> **INSTRUCTION**
Repeat exactly the stretch of lines that starts with the one containing "Output a JSON" and ends with the last line of the material. Leave out pictures.

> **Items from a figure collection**
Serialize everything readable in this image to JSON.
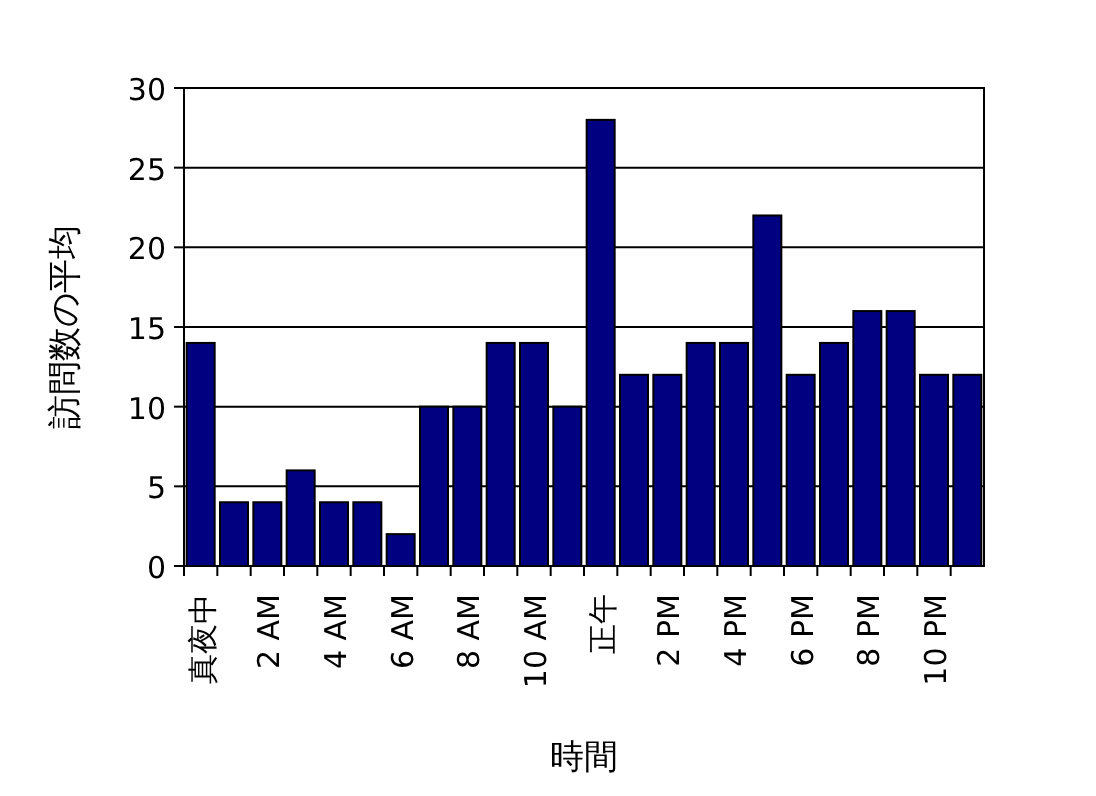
{
  "chart_data": {
    "type": "bar",
    "xlabel": "時間",
    "ylabel": "訪問数の平均",
    "categories": [
      "真夜中",
      null,
      "2 AM",
      null,
      "4 AM",
      null,
      "6 AM",
      null,
      "8 AM",
      null,
      "10 AM",
      null,
      "正午",
      null,
      "2 PM",
      null,
      "4 PM",
      null,
      "6 PM",
      null,
      "8 PM",
      null,
      "10 PM",
      null
    ],
    "values": [
      14,
      4,
      4,
      6,
      4,
      4,
      2,
      10,
      10,
      14,
      14,
      10,
      28,
      12,
      12,
      14,
      14,
      22,
      12,
      14,
      16,
      16,
      12,
      12
    ],
    "color": "#000080",
    "ylim": [
      0,
      30
    ],
    "yticks": [
      0,
      5,
      10,
      15,
      20,
      25,
      30
    ],
    "grid": "y"
  }
}
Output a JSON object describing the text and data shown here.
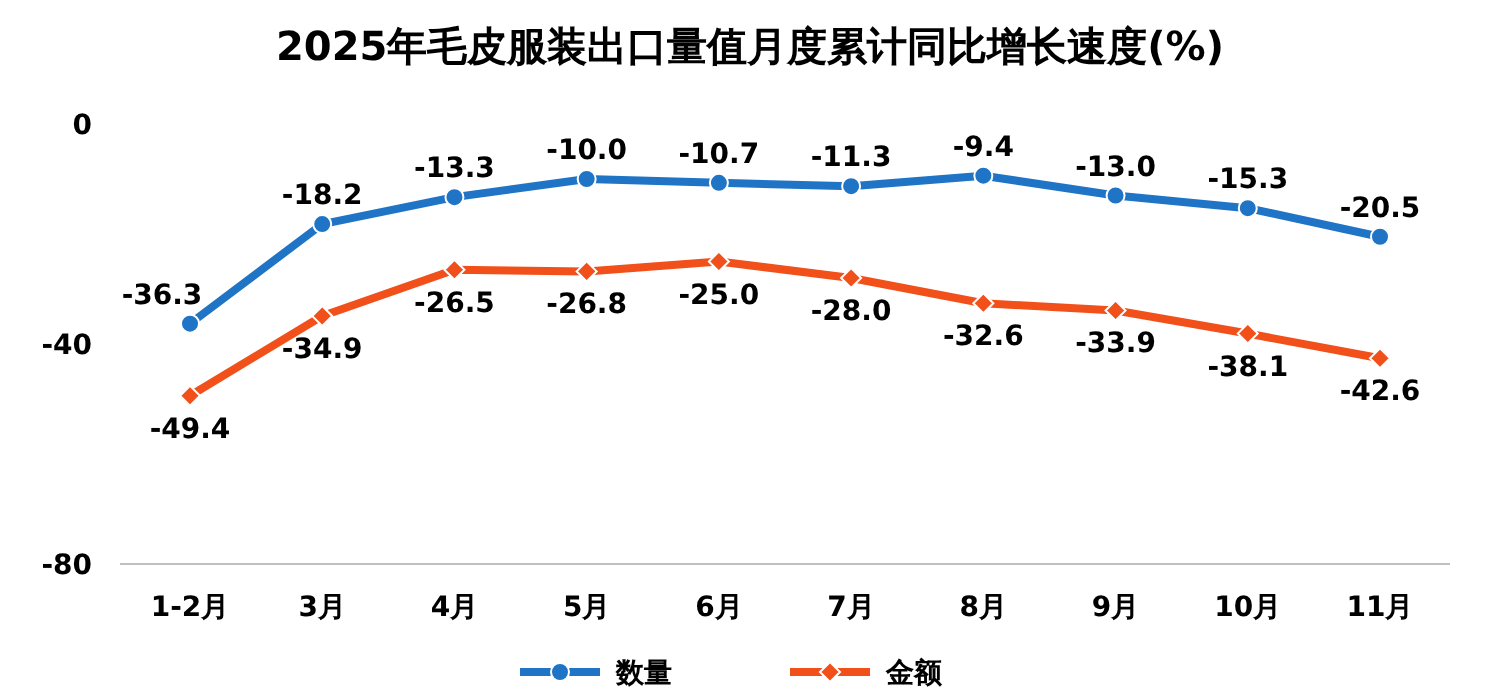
{
  "chart_data": {
    "type": "line",
    "title": "2025年毛皮服装出口量值月度累计同比增长速度(%)",
    "categories": [
      "1-2月",
      "3月",
      "4月",
      "5月",
      "6月",
      "7月",
      "8月",
      "9月",
      "10月",
      "11月"
    ],
    "series": [
      {
        "name": "数量",
        "color": "#1f74c6",
        "marker": "circle",
        "values": [
          -36.3,
          -18.2,
          -13.3,
          -10.0,
          -10.7,
          -11.3,
          -9.4,
          -13.0,
          -15.3,
          -20.5
        ],
        "value_labels": [
          "-36.3",
          "-18.2",
          "-13.3",
          "-10.0",
          "-10.7",
          "-11.3",
          "-9.4",
          "-13.0",
          "-15.3",
          "-20.5"
        ]
      },
      {
        "name": "金额",
        "color": "#f2501a",
        "marker": "diamond",
        "values": [
          -49.4,
          -34.9,
          -26.5,
          -26.8,
          -25.0,
          -28.0,
          -32.6,
          -33.9,
          -38.1,
          -42.6
        ],
        "value_labels": [
          "-49.4",
          "-34.9",
          "-26.5",
          "-26.8",
          "-25.0",
          "-28.0",
          "-32.6",
          "-33.9",
          "-38.1",
          "-42.6"
        ]
      }
    ],
    "ylim": [
      -80,
      0
    ],
    "yticks": [
      0,
      -40,
      -80
    ],
    "grid": false,
    "legend": "bottom",
    "line_style": "solid"
  }
}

> **ANSWER TO THIS PROBLEM**
Output a JSON object describing the text and data shown here.
{
  "chart_data": {
    "type": "line",
    "title": "2025年毛皮服装出口量值月度累计同比增长速度(%)",
    "categories": [
      "1-2月",
      "3月",
      "4月",
      "5月",
      "6月",
      "7月",
      "8月",
      "9月",
      "10月",
      "11月"
    ],
    "series": [
      {
        "name": "数量",
        "color": "#1f74c6",
        "marker": "circle",
        "values": [
          -36.3,
          -18.2,
          -13.3,
          -10.0,
          -10.7,
          -11.3,
          -9.4,
          -13.0,
          -15.3,
          -20.5
        ],
        "value_labels": [
          "-36.3",
          "-18.2",
          "-13.3",
          "-10.0",
          "-10.7",
          "-11.3",
          "-9.4",
          "-13.0",
          "-15.3",
          "-20.5"
        ]
      },
      {
        "name": "金额",
        "color": "#f2501a",
        "marker": "diamond",
        "values": [
          -49.4,
          -34.9,
          -26.5,
          -26.8,
          -25.0,
          -28.0,
          -32.6,
          -33.9,
          -38.1,
          -42.6
        ],
        "value_labels": [
          "-49.4",
          "-34.9",
          "-26.5",
          "-26.8",
          "-25.0",
          "-28.0",
          "-32.6",
          "-33.9",
          "-38.1",
          "-42.6"
        ]
      }
    ],
    "ylim": [
      -80,
      0
    ],
    "yticks": [
      0,
      -40,
      -80
    ],
    "grid": false,
    "legend": "bottom",
    "line_style": "solid"
  }
}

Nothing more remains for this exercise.